— START OF Information shown —

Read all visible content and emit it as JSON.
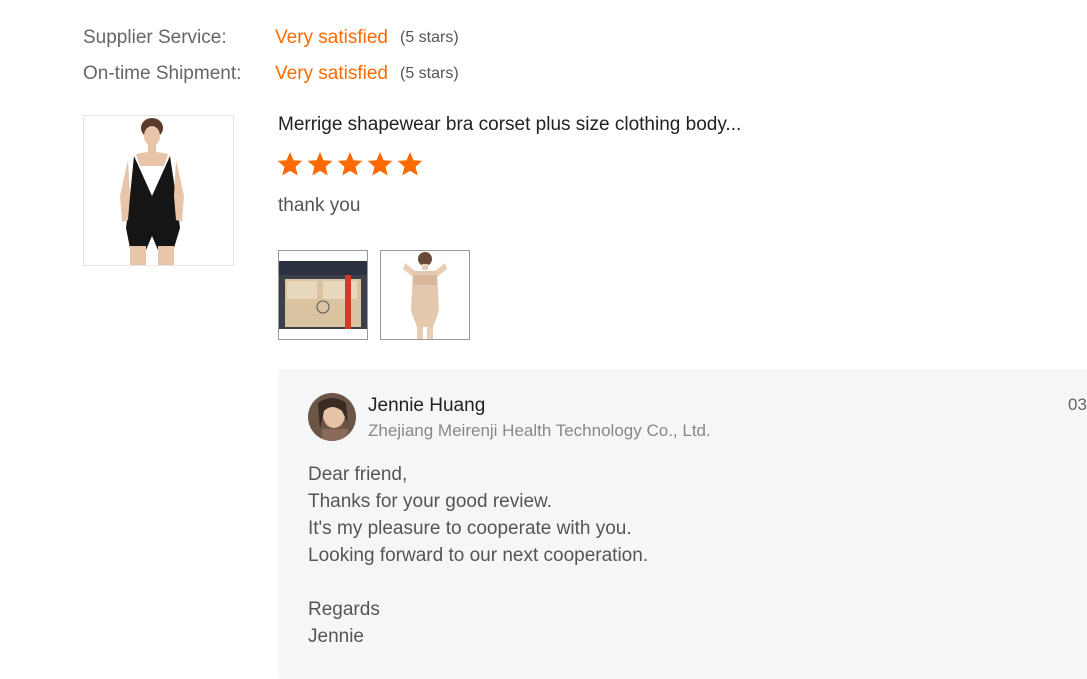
{
  "ratings": [
    {
      "label": "Supplier Service:",
      "value": "Very satisfied",
      "stars": "(5 stars)"
    },
    {
      "label": "On-time Shipment:",
      "value": "Very satisfied",
      "stars": "(5 stars)"
    }
  ],
  "review": {
    "product_title": "Merrige shapewear bra corset plus size clothing body...",
    "rating": 5,
    "max_rating": 5,
    "text": "thank you"
  },
  "reply": {
    "name": "Jennie Huang",
    "company": "Zhejiang Meirenji Health Technology Co., Ltd.",
    "date": "03",
    "lines": [
      "Dear friend,",
      "Thanks for your good review.",
      "It's my pleasure to cooperate with you.",
      "Looking forward to our next cooperation.",
      "",
      "Regards",
      "Jennie"
    ]
  },
  "colors": {
    "accent": "#ff6a00",
    "reply_bg": "#f5f6f8"
  }
}
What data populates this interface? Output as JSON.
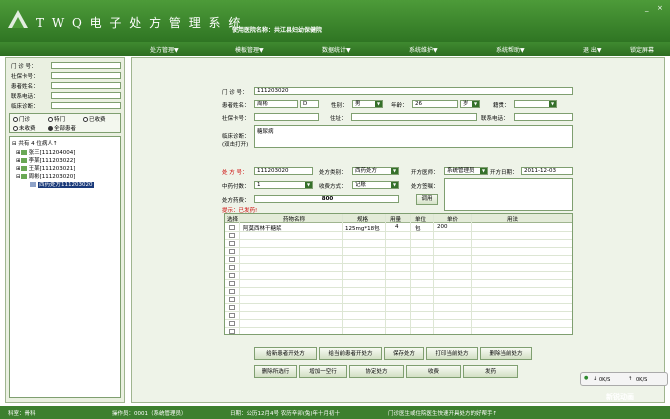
{
  "app": {
    "title": "T W Q 电 子 处 方 管 理 系 统",
    "hospital": "使用医院名称：共江县妇幼保健院",
    "win_min": "_",
    "win_close": "×"
  },
  "menu": [
    "处方管理▼",
    "模板管理▼",
    "数据统计▼",
    "系统维护▼",
    "系统帮助▼",
    "退 出▼",
    "锁定屏幕"
  ],
  "query": {
    "fields": [
      {
        "label": "门 诊 号：",
        "value": ""
      },
      {
        "label": "社保卡号：",
        "value": ""
      },
      {
        "label": "患者姓名：",
        "value": ""
      },
      {
        "label": "联系电话：",
        "value": ""
      },
      {
        "label": "临床诊断：",
        "value": ""
      }
    ],
    "radios": [
      {
        "label": "门诊",
        "on": false
      },
      {
        "label": "特门",
        "on": false
      },
      {
        "label": "已收费",
        "on": false
      },
      {
        "label": "未收费",
        "on": false
      },
      {
        "label": "全部患者",
        "on": true
      }
    ]
  },
  "tree": [
    {
      "text": "共有 4 位病人↑",
      "prefix": "⊟",
      "sel": false
    },
    {
      "text": "张三[111204004]",
      "prefix": "⊞",
      "sel": false
    },
    {
      "text": "李某[111203022]",
      "prefix": "⊞",
      "sel": false
    },
    {
      "text": "王某[111203021]",
      "prefix": "⊞",
      "sel": false
    },
    {
      "text": "周彬[111203020]",
      "prefix": "⊟",
      "sel": false
    },
    {
      "text": "西药处方111203020",
      "prefix": "",
      "sel": true
    }
  ],
  "patient": {
    "outpatient_label": "门 诊 号：",
    "outpatient_no": "111203020",
    "name_label": "患者姓名：",
    "name": "周彬",
    "id": "D",
    "gender_label": "性别：",
    "gender": "男",
    "age_label": "年龄：",
    "age": "26",
    "age_unit": "岁",
    "nation_label": "籍贯：",
    "nation": "",
    "insurance_label": "社保卡号：",
    "insurance": "",
    "address_label": "住址：",
    "address": "",
    "phone_label": "联系电话：",
    "phone": "",
    "diagnosis_label": "临床诊断：",
    "diagnosis_hint": "(双击打开)",
    "diagnosis": "糖尿病"
  },
  "rx": {
    "no_label": "处 方 号：",
    "no": "111203020",
    "type_label": "处方类别：",
    "type": "西药处方",
    "doctor_label": "开方医师：",
    "doctor": "系统管理员",
    "date_label": "开方日期：",
    "date": "2011-12-03",
    "doses_label": "中药付数：",
    "doses": "1",
    "pay_label": "收费方式：",
    "pay": "记账",
    "note_label": "处方签嘱：",
    "note": "",
    "fee_label": "处方药费：",
    "fee": "800",
    "call_btn": "调用",
    "hint": "提示：已发药!"
  },
  "grid": {
    "headers": [
      "选择",
      "药物名称",
      "规格",
      "用量",
      "单位",
      "单价",
      "用法"
    ],
    "rows": [
      {
        "name": "阿莫西林干糖浆",
        "spec": "125mg*18包",
        "dose": "4",
        "unit": "包",
        "price": "200",
        "usage": ""
      },
      {
        "name": "",
        "spec": "",
        "dose": "",
        "unit": "",
        "price": "",
        "usage": ""
      },
      {
        "name": "",
        "spec": "",
        "dose": "",
        "unit": "",
        "price": "",
        "usage": ""
      },
      {
        "name": "",
        "spec": "",
        "dose": "",
        "unit": "",
        "price": "",
        "usage": ""
      },
      {
        "name": "",
        "spec": "",
        "dose": "",
        "unit": "",
        "price": "",
        "usage": ""
      },
      {
        "name": "",
        "spec": "",
        "dose": "",
        "unit": "",
        "price": "",
        "usage": ""
      },
      {
        "name": "",
        "spec": "",
        "dose": "",
        "unit": "",
        "price": "",
        "usage": ""
      },
      {
        "name": "",
        "spec": "",
        "dose": "",
        "unit": "",
        "price": "",
        "usage": ""
      },
      {
        "name": "",
        "spec": "",
        "dose": "",
        "unit": "",
        "price": "",
        "usage": ""
      },
      {
        "name": "",
        "spec": "",
        "dose": "",
        "unit": "",
        "price": "",
        "usage": ""
      },
      {
        "name": "",
        "spec": "",
        "dose": "",
        "unit": "",
        "price": "",
        "usage": ""
      },
      {
        "name": "",
        "spec": "",
        "dose": "",
        "unit": "",
        "price": "",
        "usage": ""
      },
      {
        "name": "",
        "spec": "",
        "dose": "",
        "unit": "",
        "price": "",
        "usage": ""
      },
      {
        "name": "",
        "spec": "",
        "dose": "",
        "unit": "",
        "price": "",
        "usage": ""
      }
    ]
  },
  "actions": {
    "row1": [
      "给新患者开处方",
      "给当前患者开处方",
      "保存处方",
      "打印当前处方",
      "删除当前处方"
    ],
    "row2": [
      "删除所选行",
      "增加一空行",
      "协定处方",
      "收费",
      "发药"
    ]
  },
  "status": {
    "unit": "科室：骨科",
    "operator": "操作员：0001（系统管理员）",
    "date": "日期：公历12月4号  农历辛卯(兔)年十月初十",
    "tip": "门诊医生或住院医生快速开具处方的好帮手↑"
  },
  "ime": {
    "speed1": "0K/S",
    "speed2": "0K/S"
  },
  "watermark": "新锐动画",
  "colors": {
    "brand": "#3d7f2f",
    "accent": "#c00000"
  }
}
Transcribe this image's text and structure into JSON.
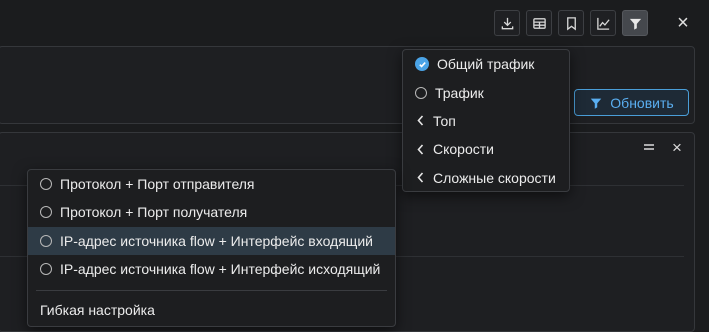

— END OF Information shown —

## Your instructions
Gather each line in these records that contains the string "JSON".

## Response to this task
Read all visible content and emit it as JSON.
What data populates this interface? Output as JSON.
Transcribe this image's text and structure into JSON.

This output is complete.